Stored items from a collection
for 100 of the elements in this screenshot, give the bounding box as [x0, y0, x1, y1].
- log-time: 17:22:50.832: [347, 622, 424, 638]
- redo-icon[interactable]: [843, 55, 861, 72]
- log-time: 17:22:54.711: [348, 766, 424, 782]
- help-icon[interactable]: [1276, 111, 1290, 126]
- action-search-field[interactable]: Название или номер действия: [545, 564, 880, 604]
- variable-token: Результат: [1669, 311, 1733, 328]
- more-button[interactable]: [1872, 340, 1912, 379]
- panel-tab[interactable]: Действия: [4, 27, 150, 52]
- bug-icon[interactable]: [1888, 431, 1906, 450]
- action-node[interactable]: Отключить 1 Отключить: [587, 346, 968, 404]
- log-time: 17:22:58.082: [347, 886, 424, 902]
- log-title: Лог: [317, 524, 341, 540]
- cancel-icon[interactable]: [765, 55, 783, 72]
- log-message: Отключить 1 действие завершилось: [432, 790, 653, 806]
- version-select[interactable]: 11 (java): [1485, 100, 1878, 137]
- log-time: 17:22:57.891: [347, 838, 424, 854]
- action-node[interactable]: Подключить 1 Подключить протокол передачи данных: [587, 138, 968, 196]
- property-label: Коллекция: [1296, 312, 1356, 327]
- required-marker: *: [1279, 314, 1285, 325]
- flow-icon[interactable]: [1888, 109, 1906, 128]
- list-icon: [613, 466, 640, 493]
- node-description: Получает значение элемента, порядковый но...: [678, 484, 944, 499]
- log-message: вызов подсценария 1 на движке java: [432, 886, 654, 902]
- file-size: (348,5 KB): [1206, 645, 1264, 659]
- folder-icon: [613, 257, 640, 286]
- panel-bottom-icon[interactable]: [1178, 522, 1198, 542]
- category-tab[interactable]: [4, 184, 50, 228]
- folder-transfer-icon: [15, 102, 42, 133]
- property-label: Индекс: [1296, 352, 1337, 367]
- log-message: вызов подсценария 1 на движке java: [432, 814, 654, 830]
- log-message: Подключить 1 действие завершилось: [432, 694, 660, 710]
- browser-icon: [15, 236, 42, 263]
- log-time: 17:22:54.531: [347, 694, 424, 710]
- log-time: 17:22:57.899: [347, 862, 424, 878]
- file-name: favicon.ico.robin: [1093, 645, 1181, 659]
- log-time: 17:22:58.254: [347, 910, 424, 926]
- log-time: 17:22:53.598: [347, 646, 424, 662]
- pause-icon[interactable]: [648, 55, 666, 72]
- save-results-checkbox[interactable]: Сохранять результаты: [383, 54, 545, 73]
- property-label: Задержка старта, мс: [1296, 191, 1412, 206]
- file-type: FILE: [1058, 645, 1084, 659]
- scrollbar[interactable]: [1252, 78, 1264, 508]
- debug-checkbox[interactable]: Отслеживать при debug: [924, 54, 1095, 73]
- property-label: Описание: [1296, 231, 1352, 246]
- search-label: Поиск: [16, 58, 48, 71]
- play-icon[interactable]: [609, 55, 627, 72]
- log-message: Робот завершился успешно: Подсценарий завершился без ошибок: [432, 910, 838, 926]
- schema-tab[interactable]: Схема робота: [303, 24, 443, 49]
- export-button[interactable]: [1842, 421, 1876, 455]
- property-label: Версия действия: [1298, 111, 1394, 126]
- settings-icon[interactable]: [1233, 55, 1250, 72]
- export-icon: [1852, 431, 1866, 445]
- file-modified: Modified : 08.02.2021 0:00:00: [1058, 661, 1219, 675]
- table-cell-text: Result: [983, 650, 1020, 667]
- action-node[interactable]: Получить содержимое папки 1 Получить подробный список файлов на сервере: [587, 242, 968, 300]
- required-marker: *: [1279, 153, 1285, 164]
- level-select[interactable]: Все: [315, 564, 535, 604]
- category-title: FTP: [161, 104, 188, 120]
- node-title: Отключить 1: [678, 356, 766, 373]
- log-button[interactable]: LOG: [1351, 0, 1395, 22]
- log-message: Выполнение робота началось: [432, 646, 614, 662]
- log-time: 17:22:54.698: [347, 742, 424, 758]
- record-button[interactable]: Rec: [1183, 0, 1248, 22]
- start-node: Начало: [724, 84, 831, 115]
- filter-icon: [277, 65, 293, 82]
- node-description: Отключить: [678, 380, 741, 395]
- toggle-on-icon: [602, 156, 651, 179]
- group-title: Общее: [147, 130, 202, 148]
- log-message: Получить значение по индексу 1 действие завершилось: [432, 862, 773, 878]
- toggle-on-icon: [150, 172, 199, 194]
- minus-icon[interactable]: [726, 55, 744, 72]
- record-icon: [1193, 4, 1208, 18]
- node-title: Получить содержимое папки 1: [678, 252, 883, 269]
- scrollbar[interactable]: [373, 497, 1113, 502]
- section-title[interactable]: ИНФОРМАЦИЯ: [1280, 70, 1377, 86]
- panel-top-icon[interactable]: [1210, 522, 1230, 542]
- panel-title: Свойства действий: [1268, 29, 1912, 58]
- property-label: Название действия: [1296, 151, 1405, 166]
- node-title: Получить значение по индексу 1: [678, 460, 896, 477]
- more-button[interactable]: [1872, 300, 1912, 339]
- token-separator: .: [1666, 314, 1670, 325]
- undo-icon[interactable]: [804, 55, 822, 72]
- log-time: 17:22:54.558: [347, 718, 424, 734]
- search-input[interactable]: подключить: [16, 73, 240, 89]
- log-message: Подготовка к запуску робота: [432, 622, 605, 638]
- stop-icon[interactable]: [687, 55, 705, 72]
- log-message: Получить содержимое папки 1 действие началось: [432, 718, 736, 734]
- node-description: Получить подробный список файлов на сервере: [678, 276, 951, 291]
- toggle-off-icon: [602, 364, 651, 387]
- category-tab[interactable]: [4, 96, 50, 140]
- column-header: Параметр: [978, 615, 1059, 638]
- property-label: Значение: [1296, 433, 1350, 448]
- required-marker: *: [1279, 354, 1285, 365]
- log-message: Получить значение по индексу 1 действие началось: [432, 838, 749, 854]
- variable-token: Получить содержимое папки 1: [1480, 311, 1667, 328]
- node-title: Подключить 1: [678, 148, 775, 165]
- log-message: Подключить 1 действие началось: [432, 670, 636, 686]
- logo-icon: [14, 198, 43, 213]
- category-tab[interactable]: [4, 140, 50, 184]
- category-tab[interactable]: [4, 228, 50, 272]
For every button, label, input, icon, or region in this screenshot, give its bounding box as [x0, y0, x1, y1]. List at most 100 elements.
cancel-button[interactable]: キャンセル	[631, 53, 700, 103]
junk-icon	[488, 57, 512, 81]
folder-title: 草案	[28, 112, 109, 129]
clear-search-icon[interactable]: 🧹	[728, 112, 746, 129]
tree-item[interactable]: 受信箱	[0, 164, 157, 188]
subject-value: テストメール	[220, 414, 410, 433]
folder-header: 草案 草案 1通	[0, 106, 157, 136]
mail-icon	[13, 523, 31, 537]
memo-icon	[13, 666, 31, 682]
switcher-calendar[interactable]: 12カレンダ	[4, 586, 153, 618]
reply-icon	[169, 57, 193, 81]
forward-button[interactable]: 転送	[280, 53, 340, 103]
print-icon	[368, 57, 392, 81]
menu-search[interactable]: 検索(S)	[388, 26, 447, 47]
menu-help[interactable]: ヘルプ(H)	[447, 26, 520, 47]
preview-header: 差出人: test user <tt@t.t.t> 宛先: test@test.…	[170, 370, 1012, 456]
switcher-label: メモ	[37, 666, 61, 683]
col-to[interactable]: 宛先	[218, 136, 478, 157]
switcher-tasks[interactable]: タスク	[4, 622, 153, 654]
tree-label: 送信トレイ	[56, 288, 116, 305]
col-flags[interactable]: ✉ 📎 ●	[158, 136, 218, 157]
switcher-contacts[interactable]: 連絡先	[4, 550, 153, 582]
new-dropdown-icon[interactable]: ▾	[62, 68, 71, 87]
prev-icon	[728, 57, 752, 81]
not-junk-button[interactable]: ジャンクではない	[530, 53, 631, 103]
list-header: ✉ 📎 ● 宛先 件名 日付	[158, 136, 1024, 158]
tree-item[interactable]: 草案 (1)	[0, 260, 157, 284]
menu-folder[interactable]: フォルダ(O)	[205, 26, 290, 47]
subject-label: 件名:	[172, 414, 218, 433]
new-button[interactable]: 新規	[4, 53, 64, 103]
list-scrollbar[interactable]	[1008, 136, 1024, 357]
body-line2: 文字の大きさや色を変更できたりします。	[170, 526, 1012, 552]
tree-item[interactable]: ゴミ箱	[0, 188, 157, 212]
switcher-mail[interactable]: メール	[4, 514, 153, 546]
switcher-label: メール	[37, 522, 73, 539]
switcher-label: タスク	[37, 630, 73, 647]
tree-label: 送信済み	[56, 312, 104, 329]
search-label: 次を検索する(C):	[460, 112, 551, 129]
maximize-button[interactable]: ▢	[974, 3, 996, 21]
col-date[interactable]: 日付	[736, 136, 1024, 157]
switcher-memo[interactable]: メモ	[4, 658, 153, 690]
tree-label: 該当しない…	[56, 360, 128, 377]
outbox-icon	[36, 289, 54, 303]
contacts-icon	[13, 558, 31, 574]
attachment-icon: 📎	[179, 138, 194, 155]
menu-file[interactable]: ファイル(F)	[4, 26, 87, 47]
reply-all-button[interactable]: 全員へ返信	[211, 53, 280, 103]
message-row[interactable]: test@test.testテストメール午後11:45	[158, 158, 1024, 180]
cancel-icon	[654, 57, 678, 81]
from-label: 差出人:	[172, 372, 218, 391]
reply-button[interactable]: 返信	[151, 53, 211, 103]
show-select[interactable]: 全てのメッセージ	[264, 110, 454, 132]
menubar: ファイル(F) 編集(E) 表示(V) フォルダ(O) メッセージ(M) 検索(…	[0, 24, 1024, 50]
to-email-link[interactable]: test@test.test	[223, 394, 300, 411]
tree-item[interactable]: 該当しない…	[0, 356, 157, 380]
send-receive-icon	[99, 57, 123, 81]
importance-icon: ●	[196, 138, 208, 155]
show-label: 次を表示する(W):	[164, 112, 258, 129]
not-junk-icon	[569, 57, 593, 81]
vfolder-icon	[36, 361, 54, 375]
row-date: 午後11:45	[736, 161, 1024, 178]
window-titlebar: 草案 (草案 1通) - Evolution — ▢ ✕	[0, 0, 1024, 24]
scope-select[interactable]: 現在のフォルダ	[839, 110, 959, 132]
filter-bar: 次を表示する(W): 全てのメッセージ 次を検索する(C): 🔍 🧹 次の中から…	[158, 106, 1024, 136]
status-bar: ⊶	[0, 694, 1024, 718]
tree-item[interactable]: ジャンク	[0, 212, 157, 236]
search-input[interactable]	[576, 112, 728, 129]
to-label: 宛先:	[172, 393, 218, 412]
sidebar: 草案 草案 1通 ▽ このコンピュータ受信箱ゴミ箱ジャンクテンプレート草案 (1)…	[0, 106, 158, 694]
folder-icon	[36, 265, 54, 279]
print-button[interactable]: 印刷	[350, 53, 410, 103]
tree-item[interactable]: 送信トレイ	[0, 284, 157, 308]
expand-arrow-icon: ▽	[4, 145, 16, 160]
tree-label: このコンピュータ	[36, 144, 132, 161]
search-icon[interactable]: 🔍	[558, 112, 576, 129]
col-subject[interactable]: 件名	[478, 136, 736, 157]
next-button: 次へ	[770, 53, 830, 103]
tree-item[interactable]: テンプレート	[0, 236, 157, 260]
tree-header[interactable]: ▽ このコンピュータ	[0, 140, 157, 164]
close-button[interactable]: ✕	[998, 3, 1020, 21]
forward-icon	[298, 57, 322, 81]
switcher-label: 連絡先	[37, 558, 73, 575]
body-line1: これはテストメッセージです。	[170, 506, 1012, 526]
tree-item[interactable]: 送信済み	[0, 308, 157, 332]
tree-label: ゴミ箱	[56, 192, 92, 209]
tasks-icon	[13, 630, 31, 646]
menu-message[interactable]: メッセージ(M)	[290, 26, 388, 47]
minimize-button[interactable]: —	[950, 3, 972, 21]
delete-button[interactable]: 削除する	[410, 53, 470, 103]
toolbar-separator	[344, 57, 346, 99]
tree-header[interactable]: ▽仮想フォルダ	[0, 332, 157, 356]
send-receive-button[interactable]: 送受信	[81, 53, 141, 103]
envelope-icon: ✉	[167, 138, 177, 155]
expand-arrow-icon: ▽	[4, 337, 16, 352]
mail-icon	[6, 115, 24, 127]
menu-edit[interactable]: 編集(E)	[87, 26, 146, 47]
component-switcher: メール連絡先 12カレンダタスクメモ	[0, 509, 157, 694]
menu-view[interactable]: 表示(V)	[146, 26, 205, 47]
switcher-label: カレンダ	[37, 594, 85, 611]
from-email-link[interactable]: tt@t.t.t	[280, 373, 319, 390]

▶ [TASK DESCRIPTION]:
Reproduce word for word the items from the very first line through the line containing "- variable-token: Результат: [1669, 311, 1733, 328]", including both ends.

▶ [COMPLETE OUTPUT]:
for 100 of the elements in this screenshot, give the bounding box as [x0, y0, x1, y1].
- log-time: 17:22:50.832: [347, 622, 424, 638]
- redo-icon[interactable]: [843, 55, 861, 72]
- log-time: 17:22:54.711: [348, 766, 424, 782]
- help-icon[interactable]: [1276, 111, 1290, 126]
- action-search-field[interactable]: Название или номер действия: [545, 564, 880, 604]
- variable-token: Результат: [1669, 311, 1733, 328]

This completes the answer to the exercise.